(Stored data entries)
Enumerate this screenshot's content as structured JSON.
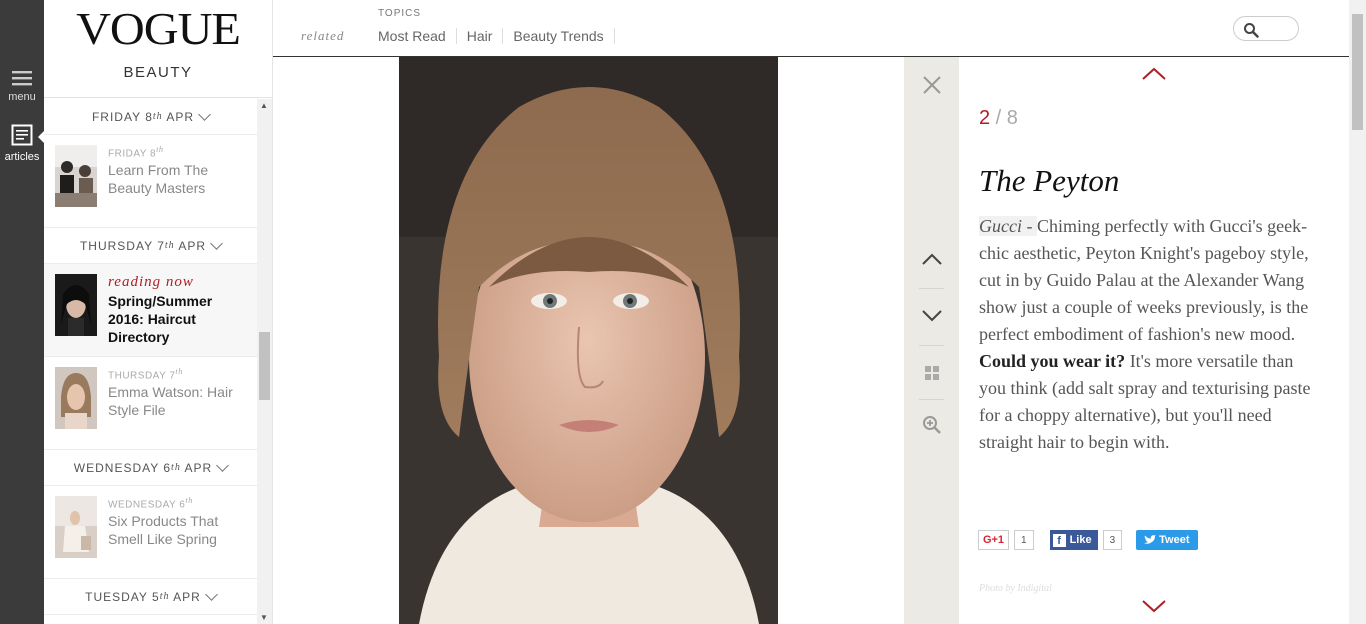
{
  "rail": {
    "menu_label": "menu",
    "articles_label": "articles"
  },
  "brand": {
    "logo": "VOGUE",
    "section": "BEAUTY"
  },
  "topnav": {
    "related": "related",
    "topics_label": "TOPICS",
    "links": [
      "Most Read",
      "Hair",
      "Beauty Trends"
    ]
  },
  "feed": {
    "dates": {
      "fri": {
        "label": "FRIDAY 8",
        "sup": "th",
        "tail": " APR"
      },
      "thu": {
        "label": "THURSDAY 7",
        "sup": "th",
        "tail": " APR"
      },
      "wed": {
        "label": "WEDNESDAY 6",
        "sup": "th",
        "tail": " APR"
      },
      "tue": {
        "label": "TUESDAY 5",
        "sup": "th",
        "tail": " APR"
      }
    },
    "items": [
      {
        "meta": "FRIDAY 8",
        "sup": "th",
        "title": "Learn From The Beauty Masters"
      },
      {
        "reading": "reading now",
        "title": "Spring/Summer 2016: Haircut Directory"
      },
      {
        "meta": "THURSDAY 7",
        "sup": "th",
        "title": "Emma Watson: Hair Style File"
      },
      {
        "meta": "WEDNESDAY 6",
        "sup": "th",
        "title": "Six Products That Smell Like Spring"
      }
    ]
  },
  "slide": {
    "current": "2",
    "separator": " / ",
    "total": "8",
    "title": "The Peyton",
    "brand": "Gucci",
    "dash": " - ",
    "text1": "Chiming perfectly with Gucci's geek-chic aesthetic, Peyton Knight's pageboy style, cut in by Guido Palau at the Alexander Wang show just a couple of weeks previously, is the perfect embodiment of fashion's new mood. ",
    "question": "Could you wear it?",
    "text2": " It's more versatile than you think (add salt spray and texturising paste for a choppy alternative), but you'll need straight hair to begin with.",
    "credit": "Photo by Indigital"
  },
  "social": {
    "gplus_label": "G+1",
    "gplus_count": "1",
    "fb_label": "Like",
    "fb_count": "3",
    "tweet_label": "Tweet"
  },
  "colors": {
    "accent": "#b01e23",
    "rail": "#3b3b3b",
    "ctrl_bg": "#ebeae4"
  }
}
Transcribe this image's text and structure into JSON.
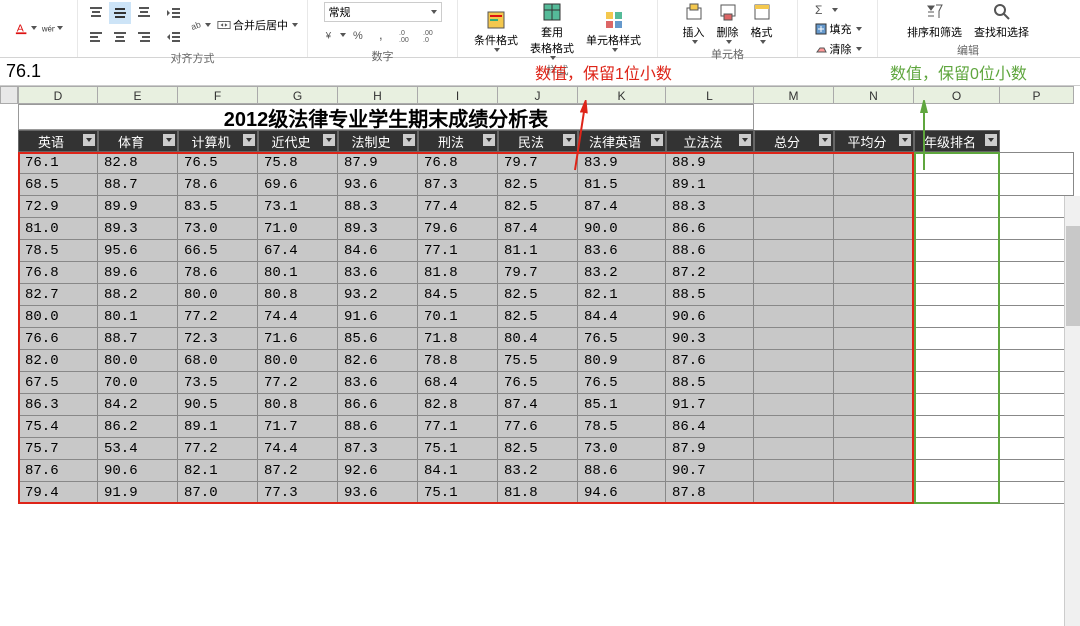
{
  "ribbon": {
    "groups": {
      "alignment": "对齐方式",
      "number": "数字",
      "styles": "样式",
      "cells": "单元格",
      "editing": "编辑"
    },
    "buttons": {
      "merge": "合并后居中",
      "general": "常规",
      "conditional": "条件格式",
      "formatTable": "套用\n表格格式",
      "cellStyles": "单元格样式",
      "insert": "插入",
      "delete": "删除",
      "format": "格式",
      "fill": "填充",
      "clear": "清除",
      "sort": "排序和筛选",
      "find": "查找和选择"
    }
  },
  "formula_bar": {
    "value": "76.1"
  },
  "annotations": {
    "red": "数值，保留1位小数",
    "green": "数值，保留0位小数"
  },
  "columns": {
    "letters": [
      "D",
      "E",
      "F",
      "G",
      "H",
      "I",
      "J",
      "K",
      "L",
      "M",
      "N",
      "O",
      "P"
    ],
    "widths": [
      80,
      80,
      80,
      80,
      80,
      80,
      80,
      88,
      88,
      80,
      80,
      86,
      74
    ]
  },
  "title": "2012级法律专业学生期末成绩分析表",
  "headers": [
    "英语",
    "体育",
    "计算机",
    "近代史",
    "法制史",
    "刑法",
    "民法",
    "法律英语",
    "立法法",
    "总分",
    "平均分",
    "年级排名"
  ],
  "chart_data": {
    "type": "table",
    "columns": [
      "英语",
      "体育",
      "计算机",
      "近代史",
      "法制史",
      "刑法",
      "民法",
      "法律英语",
      "立法法"
    ],
    "rows": [
      [
        76.1,
        82.8,
        76.5,
        75.8,
        87.9,
        76.8,
        79.7,
        83.9,
        88.9
      ],
      [
        68.5,
        88.7,
        78.6,
        69.6,
        93.6,
        87.3,
        82.5,
        81.5,
        89.1
      ],
      [
        72.9,
        89.9,
        83.5,
        73.1,
        88.3,
        77.4,
        82.5,
        87.4,
        88.3
      ],
      [
        81.0,
        89.3,
        73.0,
        71.0,
        89.3,
        79.6,
        87.4,
        90.0,
        86.6
      ],
      [
        78.5,
        95.6,
        66.5,
        67.4,
        84.6,
        77.1,
        81.1,
        83.6,
        88.6
      ],
      [
        76.8,
        89.6,
        78.6,
        80.1,
        83.6,
        81.8,
        79.7,
        83.2,
        87.2
      ],
      [
        82.7,
        88.2,
        80.0,
        80.8,
        93.2,
        84.5,
        82.5,
        82.1,
        88.5
      ],
      [
        80.0,
        80.1,
        77.2,
        74.4,
        91.6,
        70.1,
        82.5,
        84.4,
        90.6
      ],
      [
        76.6,
        88.7,
        72.3,
        71.6,
        85.6,
        71.8,
        80.4,
        76.5,
        90.3
      ],
      [
        82.0,
        80.0,
        68.0,
        80.0,
        82.6,
        78.8,
        75.5,
        80.9,
        87.6
      ],
      [
        67.5,
        70.0,
        73.5,
        77.2,
        83.6,
        68.4,
        76.5,
        76.5,
        88.5
      ],
      [
        86.3,
        84.2,
        90.5,
        80.8,
        86.6,
        82.8,
        87.4,
        85.1,
        91.7
      ],
      [
        75.4,
        86.2,
        89.1,
        71.7,
        88.6,
        77.1,
        77.6,
        78.5,
        86.4
      ],
      [
        75.7,
        53.4,
        77.2,
        74.4,
        87.3,
        75.1,
        82.5,
        73.0,
        87.9
      ],
      [
        87.6,
        90.6,
        82.1,
        87.2,
        92.6,
        84.1,
        83.2,
        88.6,
        90.7
      ],
      [
        79.4,
        91.9,
        87.0,
        77.3,
        93.6,
        75.1,
        81.8,
        94.6,
        87.8
      ]
    ]
  }
}
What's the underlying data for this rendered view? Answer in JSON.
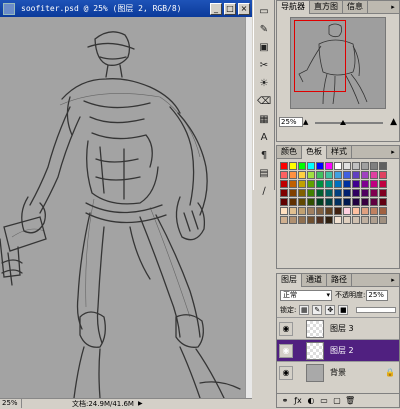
{
  "document": {
    "title": "soofiter.psd @ 25% (图层 2, RGB/8)",
    "window_buttons": [
      "_",
      "□",
      "×"
    ],
    "status_zoom": "25%",
    "status_info": "文档:24.9M/41.6M",
    "status_arrow": "▶"
  },
  "toolbox": {
    "tools": [
      {
        "name": "slice-tool",
        "glyph": "▭"
      },
      {
        "name": "brush-tool",
        "glyph": "✎"
      },
      {
        "name": "stamp-tool",
        "glyph": "▣"
      },
      {
        "name": "crop-tool",
        "glyph": "✂"
      },
      {
        "name": "bulb-tool",
        "glyph": "☀"
      },
      {
        "name": "eraser-tool",
        "glyph": "⌫"
      },
      {
        "name": "gradient-tool",
        "glyph": "▦"
      },
      {
        "name": "type-tool",
        "glyph": "A"
      },
      {
        "name": "pen-tool",
        "glyph": "¶"
      },
      {
        "name": "notes-tool",
        "glyph": "▤"
      },
      {
        "name": "eyedropper-tool",
        "glyph": "∕"
      }
    ]
  },
  "navigator": {
    "tabs": [
      "导航器",
      "直方图",
      "信息"
    ],
    "zoom": "25%",
    "zoom_level": 0.42,
    "menu": "▸"
  },
  "color": {
    "tabs": [
      "颜色",
      "色板",
      "样式"
    ],
    "active_tab": 1,
    "menu": "▸",
    "swatch_colors": [
      "#ff0000",
      "#ffff00",
      "#00ff00",
      "#00ffff",
      "#0000ff",
      "#ff00ff",
      "#ffffff",
      "#e0e0e0",
      "#c0c0c0",
      "#a0a0a0",
      "#808080",
      "#606060",
      "#ff6060",
      "#ff9040",
      "#ffd040",
      "#a0e040",
      "#40c060",
      "#40c0a0",
      "#40a0e0",
      "#4060e0",
      "#6040c0",
      "#a040c0",
      "#e040a0",
      "#e04060",
      "#c00000",
      "#c06000",
      "#c0a000",
      "#60a000",
      "#009040",
      "#009080",
      "#0070c0",
      "#0030a0",
      "#400090",
      "#800090",
      "#c00080",
      "#c00040",
      "#800000",
      "#804000",
      "#806000",
      "#408000",
      "#006030",
      "#006060",
      "#004080",
      "#002070",
      "#300060",
      "#500060",
      "#800050",
      "#800020",
      "#600000",
      "#603000",
      "#604800",
      "#305000",
      "#004020",
      "#004040",
      "#003060",
      "#001850",
      "#200040",
      "#380040",
      "#600040",
      "#600010",
      "#ffe0c0",
      "#e0c090",
      "#c0a070",
      "#a08060",
      "#806040",
      "#604020",
      "#402010",
      "#ffd0e0",
      "#ffc0a0",
      "#e0a080",
      "#c08060",
      "#a06040",
      "#d0b090",
      "#b09070",
      "#907050",
      "#705030",
      "#503020",
      "#302010",
      "#f0e0d0",
      "#e0d0c0",
      "#d0c0b0",
      "#c0b0a0",
      "#b0a090",
      "#a09080"
    ]
  },
  "layers": {
    "tabs": [
      "图层",
      "通道",
      "路径"
    ],
    "menu": "▸",
    "blend_mode": "正常",
    "opacity_label": "不透明度:",
    "opacity": "25%",
    "lock_label": "锁定:",
    "list": [
      {
        "name": "图层 3",
        "visible": true,
        "selected": false,
        "thumb": "check",
        "lock": ""
      },
      {
        "name": "图层 2",
        "visible": true,
        "selected": true,
        "thumb": "check",
        "lock": ""
      },
      {
        "name": "背景",
        "visible": true,
        "selected": false,
        "thumb": "solid",
        "lock": "🔒"
      }
    ],
    "footer_icons": [
      "⚭",
      "ƒx",
      "◐",
      "▭",
      "▢",
      "🗑"
    ]
  },
  "colors": {
    "title_bar": "#0b3a9a",
    "canvas_bg": "#a3a3a3",
    "selected_layer": "#502080",
    "navigator_rect": "#e00000"
  }
}
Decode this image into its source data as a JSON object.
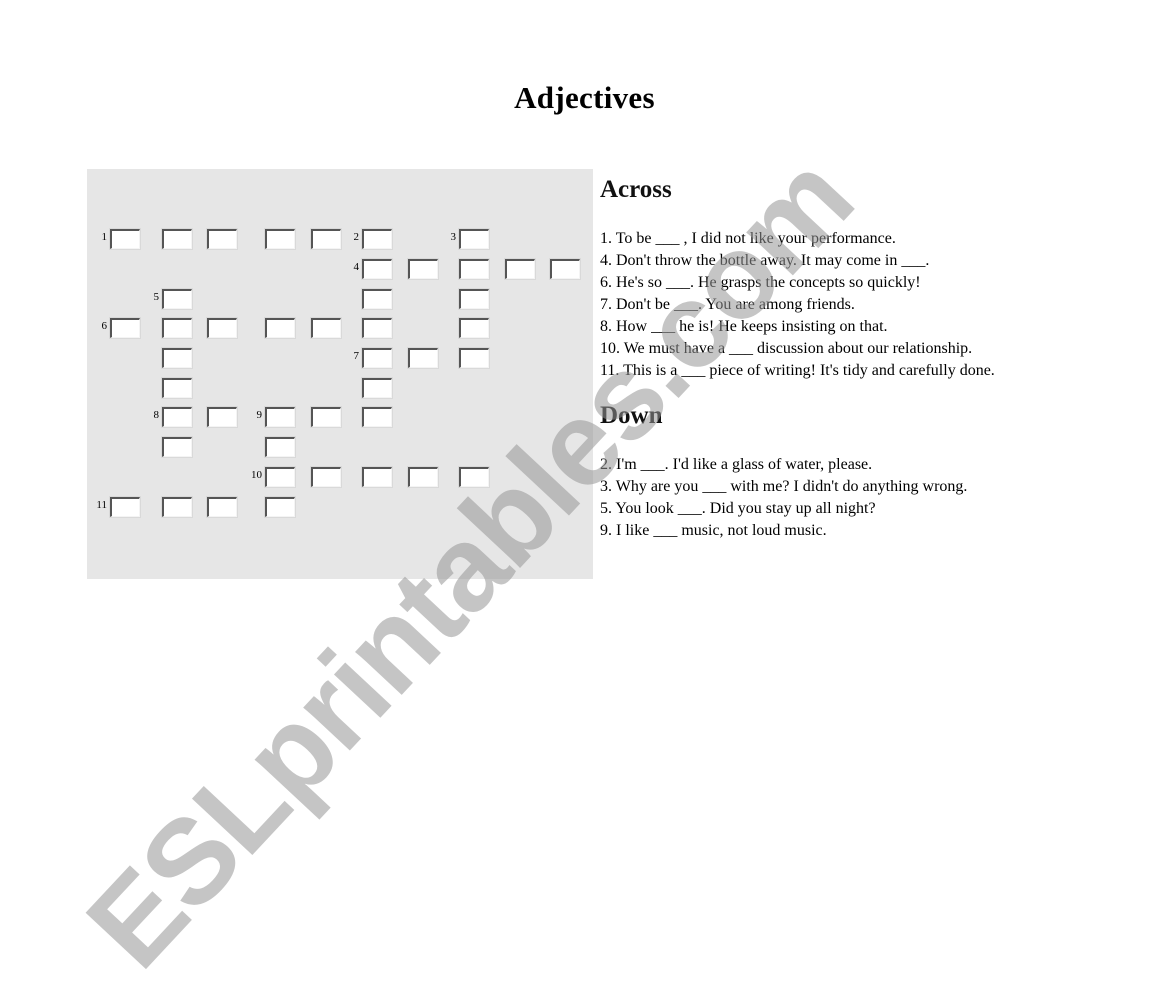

TASK TO COMPLETE:
Say how many lines have the string "JSON" in them, offering no words beyond the number.

THE REPLY:
4